====== DATASET ENTRIES

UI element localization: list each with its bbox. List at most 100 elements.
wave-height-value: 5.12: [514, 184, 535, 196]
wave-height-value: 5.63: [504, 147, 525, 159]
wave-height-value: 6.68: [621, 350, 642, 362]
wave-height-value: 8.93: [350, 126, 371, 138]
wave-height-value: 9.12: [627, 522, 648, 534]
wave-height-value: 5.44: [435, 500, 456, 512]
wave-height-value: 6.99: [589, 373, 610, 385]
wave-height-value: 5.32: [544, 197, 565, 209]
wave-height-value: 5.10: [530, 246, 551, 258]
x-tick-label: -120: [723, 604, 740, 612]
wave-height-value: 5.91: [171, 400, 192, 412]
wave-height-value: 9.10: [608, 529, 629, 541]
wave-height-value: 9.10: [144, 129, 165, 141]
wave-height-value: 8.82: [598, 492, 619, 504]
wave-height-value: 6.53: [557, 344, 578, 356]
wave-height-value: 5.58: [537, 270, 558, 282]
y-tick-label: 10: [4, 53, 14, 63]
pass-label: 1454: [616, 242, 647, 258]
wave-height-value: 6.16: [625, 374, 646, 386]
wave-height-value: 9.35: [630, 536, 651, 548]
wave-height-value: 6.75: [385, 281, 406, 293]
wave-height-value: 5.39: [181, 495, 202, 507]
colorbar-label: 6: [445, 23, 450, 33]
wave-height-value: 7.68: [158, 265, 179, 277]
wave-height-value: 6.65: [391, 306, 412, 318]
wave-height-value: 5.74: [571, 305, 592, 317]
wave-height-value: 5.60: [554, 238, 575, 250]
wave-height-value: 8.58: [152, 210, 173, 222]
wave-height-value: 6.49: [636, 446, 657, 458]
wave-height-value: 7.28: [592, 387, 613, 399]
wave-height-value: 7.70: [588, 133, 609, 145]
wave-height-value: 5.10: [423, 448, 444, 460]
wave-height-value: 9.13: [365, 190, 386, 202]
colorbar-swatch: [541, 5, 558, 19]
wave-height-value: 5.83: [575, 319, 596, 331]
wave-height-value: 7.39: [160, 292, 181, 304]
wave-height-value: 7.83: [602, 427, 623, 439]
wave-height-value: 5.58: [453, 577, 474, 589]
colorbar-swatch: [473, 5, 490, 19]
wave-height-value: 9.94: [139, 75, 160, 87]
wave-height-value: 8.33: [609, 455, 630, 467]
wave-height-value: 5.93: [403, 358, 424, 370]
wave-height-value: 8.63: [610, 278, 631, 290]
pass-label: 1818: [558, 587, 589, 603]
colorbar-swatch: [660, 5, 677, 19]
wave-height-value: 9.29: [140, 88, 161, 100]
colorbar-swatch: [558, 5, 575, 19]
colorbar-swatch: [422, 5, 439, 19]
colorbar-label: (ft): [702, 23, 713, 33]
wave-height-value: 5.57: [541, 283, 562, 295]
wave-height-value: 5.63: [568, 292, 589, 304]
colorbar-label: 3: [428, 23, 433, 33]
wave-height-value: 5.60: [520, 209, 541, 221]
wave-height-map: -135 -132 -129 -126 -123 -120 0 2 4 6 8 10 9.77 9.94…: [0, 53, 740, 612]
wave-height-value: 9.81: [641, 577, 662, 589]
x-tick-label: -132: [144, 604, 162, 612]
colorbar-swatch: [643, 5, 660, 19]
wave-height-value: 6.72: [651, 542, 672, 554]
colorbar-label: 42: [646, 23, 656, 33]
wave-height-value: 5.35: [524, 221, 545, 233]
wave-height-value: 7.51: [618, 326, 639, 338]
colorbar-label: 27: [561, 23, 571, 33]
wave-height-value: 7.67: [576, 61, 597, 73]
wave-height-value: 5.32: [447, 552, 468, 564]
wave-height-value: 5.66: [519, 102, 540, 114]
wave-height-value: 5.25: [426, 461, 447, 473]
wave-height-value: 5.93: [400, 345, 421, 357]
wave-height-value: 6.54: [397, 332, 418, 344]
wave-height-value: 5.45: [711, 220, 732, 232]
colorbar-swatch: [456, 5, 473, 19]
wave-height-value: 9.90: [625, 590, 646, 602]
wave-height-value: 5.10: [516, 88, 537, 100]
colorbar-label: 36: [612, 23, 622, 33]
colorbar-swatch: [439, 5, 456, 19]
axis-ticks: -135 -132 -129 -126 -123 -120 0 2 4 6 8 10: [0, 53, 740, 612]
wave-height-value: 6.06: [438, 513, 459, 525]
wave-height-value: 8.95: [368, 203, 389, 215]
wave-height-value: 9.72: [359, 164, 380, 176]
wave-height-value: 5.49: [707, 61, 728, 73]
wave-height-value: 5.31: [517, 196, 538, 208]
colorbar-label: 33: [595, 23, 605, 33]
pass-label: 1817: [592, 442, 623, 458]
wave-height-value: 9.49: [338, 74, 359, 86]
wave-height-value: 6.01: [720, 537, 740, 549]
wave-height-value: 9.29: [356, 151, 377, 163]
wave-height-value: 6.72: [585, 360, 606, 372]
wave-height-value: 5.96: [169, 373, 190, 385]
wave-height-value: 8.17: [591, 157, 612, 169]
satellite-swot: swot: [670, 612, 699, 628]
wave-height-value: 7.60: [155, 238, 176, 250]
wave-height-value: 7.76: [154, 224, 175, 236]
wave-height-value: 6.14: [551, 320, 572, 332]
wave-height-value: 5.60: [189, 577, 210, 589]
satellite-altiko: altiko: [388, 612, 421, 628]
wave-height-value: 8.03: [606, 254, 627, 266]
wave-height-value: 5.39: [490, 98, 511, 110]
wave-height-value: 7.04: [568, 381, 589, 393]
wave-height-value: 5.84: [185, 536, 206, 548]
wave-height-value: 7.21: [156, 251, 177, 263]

============

## WHAT IS BEING ASKED
Convert every line of the entries above into a JSON list of strings, one string per line, omitting any blank lines.

## SOLVED EXERCISE
[
  "UI element localization: list each with its bbox. List at most 100 elements.",
  "wave-height-value: 5.12: [514, 184, 535, 196]",
  "wave-height-value: 5.63: [504, 147, 525, 159]",
  "wave-height-value: 6.68: [621, 350, 642, 362]",
  "wave-height-value: 8.93: [350, 126, 371, 138]",
  "wave-height-value: 9.12: [627, 522, 648, 534]",
  "wave-height-value: 5.44: [435, 500, 456, 512]",
  "wave-height-value: 6.99: [589, 373, 610, 385]",
  "wave-height-value: 5.32: [544, 197, 565, 209]",
  "wave-height-value: 5.10: [530, 246, 551, 258]",
  "x-tick-label: -120: [723, 604, 740, 612]",
  "wave-height-value: 5.91: [171, 400, 192, 412]",
  "wave-height-value: 9.10: [608, 529, 629, 541]",
  "wave-height-value: 9.10: [144, 129, 165, 141]",
  "wave-height-value: 8.82: [598, 492, 619, 504]",
  "wave-height-value: 6.53: [557, 344, 578, 356]",
  "wave-height-value: 5.58: [537, 270, 558, 282]",
  "y-tick-label: 10: [4, 53, 14, 63]",
  "pass-label: 1454: [616, 242, 647, 258]",
  "wave-height-value: 6.16: [625, 374, 646, 386]",
  "wave-height-value: 9.35: [630, 536, 651, 548]",
  "wave-height-value: 6.75: [385, 281, 406, 293]",
  "wave-height-value: 5.39: [181, 495, 202, 507]",
  "colorbar-label: 6: [445, 23, 450, 33]",
  "wave-height-value: 7.68: [158, 265, 179, 277]",
  "wave-height-value: 6.65: [391, 306, 412, 318]",
  "wave-height-value: 5.74: [571, 305, 592, 317]",
  "wave-height-value: 5.60: [554, 238, 575, 250]",
  "wave-height-value: 8.58: [152, 210, 173, 222]",
  "wave-height-value: 6.49: [636, 446, 657, 458]",
  "wave-height-value: 7.28: [592, 387, 613, 399]",
  "wave-height-value: 7.70: [588, 133, 609, 145]",
  "wave-height-value: 5.10: [423, 448, 444, 460]",
  "wave-height-value: 9.13: [365, 190, 386, 202]",
  "colorbar-swatch: [541, 5, 558, 19]",
  "wave-height-value: 5.83: [575, 319, 596, 331]",
  "wave-height-value: 7.39: [160, 292, 181, 304]",
  "wave-height-value: 7.83: [602, 427, 623, 439]",
  "wave-height-value: 5.58: [453, 577, 474, 589]",
  "colorbar-swatch: [473, 5, 490, 19]",
  "wave-height-value: 9.94: [139, 75, 160, 87]",
  "wave-height-value: 8.33: [609, 455, 630, 467]",
  "wave-height-value: 5.93: [403, 358, 424, 370]",
  "wave-height-value: 8.63: [610, 278, 631, 290]",
  "pass-label: 1818: [558, 587, 589, 603]",
  "colorbar-swatch: [660, 5, 677, 19]",
  "wave-height-value: 9.29: [140, 88, 161, 100]",
  "colorbar-swatch: [558, 5, 575, 19]",
  "colorbar-swatch: [422, 5, 439, 19]",
  "colorbar-label: (ft): [702, 23, 713, 33]",
  "wave-height-value: 5.57: [541, 283, 562, 295]",
  "wave-height-value: 5.63: [568, 292, 589, 304]",
  "colorbar-label: 3: [428, 23, 433, 33]",
  "wave-height-value: 5.60: [520, 209, 541, 221]",
  "wave-height-map: -135 -132 -129 -126 -123 -120 0 2 4 6 8 10 9.77 9.94…: [0, 53, 740, 612]",
  "wave-height-value: 9.81: [641, 577, 662, 589]",
  "x-tick-label: -132: [144, 604, 162, 612]",
  "colorbar-swatch: [643, 5, 660, 19]",
  "wave-height-value: 6.72: [651, 542, 672, 554]",
  "colorbar-label: 42: [646, 23, 656, 33]",
  "wave-height-value: 5.35: [524, 221, 545, 233]",
  "wave-height-value: 7.51: [618, 326, 639, 338]",
  "colorbar-label: 27: [561, 23, 571, 33]",
  "wave-height-value: 7.67: [576, 61, 597, 73]",
  "wave-height-value: 5.32: [447, 552, 468, 564]",
  "wave-height-value: 5.66: [519, 102, 540, 114]",
  "wave-height-value: 5.25: [426, 461, 447, 473]",
  "wave-height-value: 5.93: [400, 345, 421, 357]",
  "wave-height-value: 6.54: [397, 332, 418, 344]",
  "wave-height-value: 5.45: [711, 220, 732, 232]",
  "colorbar-swatch: [456, 5, 473, 19]",
  "wave-height-value: 9.90: [625, 590, 646, 602]",
  "wave-height-value: 5.10: [516, 88, 537, 100]",
  "colorbar-label: 36: [612, 23, 622, 33]",
  "colorbar-swatch: [439, 5, 456, 19]",
  "axis-ticks: -135 -132 -129 -126 -123 -120 0 2 4 6 8 10: [0, 53, 740, 612]",
  "wave-height-value: 6.06: [438, 513, 459, 525]",
  "wave-height-value: 8.95: [368, 203, 389, 215]",
  "wave-height-value: 9.72: [359, 164, 380, 176]",
  "wave-height-value: 5.49: [707, 61, 728, 73]",
  "wave-height-value: 5.31: [517, 196, 538, 208]",
  "colorbar-label: 33: [595, 23, 605, 33]",
  "pass-label: 1817: [592, 442, 623, 458]",
  "wave-height-value: 9.49: [338, 74, 359, 86]",
  "wave-height-value: 6.01: [720, 537, 740, 549]",
  "wave-height-value: 9.29: [356, 151, 377, 163]",
  "wave-height-value: 6.72: [585, 360, 606, 372]",
  "wave-height-value: 5.96: [169, 373, 190, 385]",
  "wave-height-value: 8.17: [591, 157, 612, 169]",
  "satellite-swot: swot: [670, 612, 699, 628]",
  "wave-height-value: 7.60: [155, 238, 176, 250]",
  "wave-height-value: 7.76: [154, 224, 175, 236]",
  "wave-height-value: 6.14: [551, 320, 572, 332]",
  "wave-height-value: 5.60: [189, 577, 210, 589]",
  "satellite-altiko: altiko: [388, 612, 421, 628]",
  "wave-height-value: 8.03: [606, 254, 627, 266]",
  "wave-height-value: 5.39: [490, 98, 511, 110]",
  "wave-height-value: 7.04: [568, 381, 589, 393]",
  "wave-height-value: 5.84: [185, 536, 206, 548]",
  "wave-height-value: 7.21: [156, 251, 177, 263]"
]